>> begin Supplied material

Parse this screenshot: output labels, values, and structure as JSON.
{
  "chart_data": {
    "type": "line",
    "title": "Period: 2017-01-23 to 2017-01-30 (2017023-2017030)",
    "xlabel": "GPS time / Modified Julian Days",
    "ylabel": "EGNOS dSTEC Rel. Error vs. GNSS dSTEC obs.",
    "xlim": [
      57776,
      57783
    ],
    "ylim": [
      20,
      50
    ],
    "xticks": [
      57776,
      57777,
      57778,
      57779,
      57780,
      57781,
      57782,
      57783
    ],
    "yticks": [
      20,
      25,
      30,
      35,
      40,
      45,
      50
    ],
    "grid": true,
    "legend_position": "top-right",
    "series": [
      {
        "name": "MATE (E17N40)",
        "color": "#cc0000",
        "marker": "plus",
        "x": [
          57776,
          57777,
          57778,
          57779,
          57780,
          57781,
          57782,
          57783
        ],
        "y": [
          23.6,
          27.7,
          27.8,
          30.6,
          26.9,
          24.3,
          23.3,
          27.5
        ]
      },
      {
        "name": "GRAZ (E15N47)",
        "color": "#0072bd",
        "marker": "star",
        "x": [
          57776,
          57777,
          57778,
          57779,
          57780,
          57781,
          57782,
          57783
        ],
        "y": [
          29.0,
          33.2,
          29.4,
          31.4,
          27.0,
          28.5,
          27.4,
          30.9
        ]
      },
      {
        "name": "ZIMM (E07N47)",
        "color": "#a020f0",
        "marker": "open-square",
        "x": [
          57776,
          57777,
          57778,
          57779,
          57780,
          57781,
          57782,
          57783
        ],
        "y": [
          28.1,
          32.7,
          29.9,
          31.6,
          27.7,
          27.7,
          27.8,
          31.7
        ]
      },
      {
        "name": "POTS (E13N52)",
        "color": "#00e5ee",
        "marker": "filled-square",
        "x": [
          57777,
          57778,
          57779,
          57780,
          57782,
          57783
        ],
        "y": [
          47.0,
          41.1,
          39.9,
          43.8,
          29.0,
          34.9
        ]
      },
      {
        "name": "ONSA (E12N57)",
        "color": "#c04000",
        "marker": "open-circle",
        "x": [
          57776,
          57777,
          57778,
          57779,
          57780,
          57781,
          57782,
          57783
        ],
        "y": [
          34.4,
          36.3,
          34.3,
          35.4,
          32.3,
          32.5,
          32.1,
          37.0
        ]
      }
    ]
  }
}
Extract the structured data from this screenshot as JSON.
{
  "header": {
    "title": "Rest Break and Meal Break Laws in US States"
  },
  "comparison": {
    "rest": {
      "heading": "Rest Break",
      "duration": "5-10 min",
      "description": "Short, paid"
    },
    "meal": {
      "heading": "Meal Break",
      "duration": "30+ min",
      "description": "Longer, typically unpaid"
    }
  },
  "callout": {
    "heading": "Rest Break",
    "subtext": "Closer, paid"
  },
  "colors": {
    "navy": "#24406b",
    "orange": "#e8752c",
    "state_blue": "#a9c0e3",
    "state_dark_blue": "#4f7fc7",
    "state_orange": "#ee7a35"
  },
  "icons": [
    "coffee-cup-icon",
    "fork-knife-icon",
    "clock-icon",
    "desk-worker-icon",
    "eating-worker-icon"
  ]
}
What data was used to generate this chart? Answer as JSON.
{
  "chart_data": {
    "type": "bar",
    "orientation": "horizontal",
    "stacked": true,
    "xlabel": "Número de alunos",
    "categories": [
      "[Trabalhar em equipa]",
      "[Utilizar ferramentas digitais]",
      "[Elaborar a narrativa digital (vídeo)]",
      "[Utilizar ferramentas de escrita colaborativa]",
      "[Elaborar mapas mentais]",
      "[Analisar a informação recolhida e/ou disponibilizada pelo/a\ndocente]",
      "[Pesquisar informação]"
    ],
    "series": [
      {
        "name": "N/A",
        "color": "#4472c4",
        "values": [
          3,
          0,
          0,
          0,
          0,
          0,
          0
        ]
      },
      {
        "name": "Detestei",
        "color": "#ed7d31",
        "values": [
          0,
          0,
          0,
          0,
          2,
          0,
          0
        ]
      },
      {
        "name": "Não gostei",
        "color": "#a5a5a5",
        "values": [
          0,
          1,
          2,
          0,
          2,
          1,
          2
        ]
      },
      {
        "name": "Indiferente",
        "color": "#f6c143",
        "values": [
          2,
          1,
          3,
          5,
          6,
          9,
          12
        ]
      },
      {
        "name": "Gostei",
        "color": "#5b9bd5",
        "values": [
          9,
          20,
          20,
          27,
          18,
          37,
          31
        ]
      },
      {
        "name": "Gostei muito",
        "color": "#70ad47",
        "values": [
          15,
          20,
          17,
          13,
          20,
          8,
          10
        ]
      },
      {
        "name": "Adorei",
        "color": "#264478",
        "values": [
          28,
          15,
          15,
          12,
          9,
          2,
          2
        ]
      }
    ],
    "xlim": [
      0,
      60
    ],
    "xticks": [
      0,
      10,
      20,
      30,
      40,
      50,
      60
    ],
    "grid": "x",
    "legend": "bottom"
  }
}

>> end Supplied material

▸ Goal of the exercise
Check each line in the listing above for the string "Elaborar", then report how many lines contain it, with no other text.

▸ Written solution
2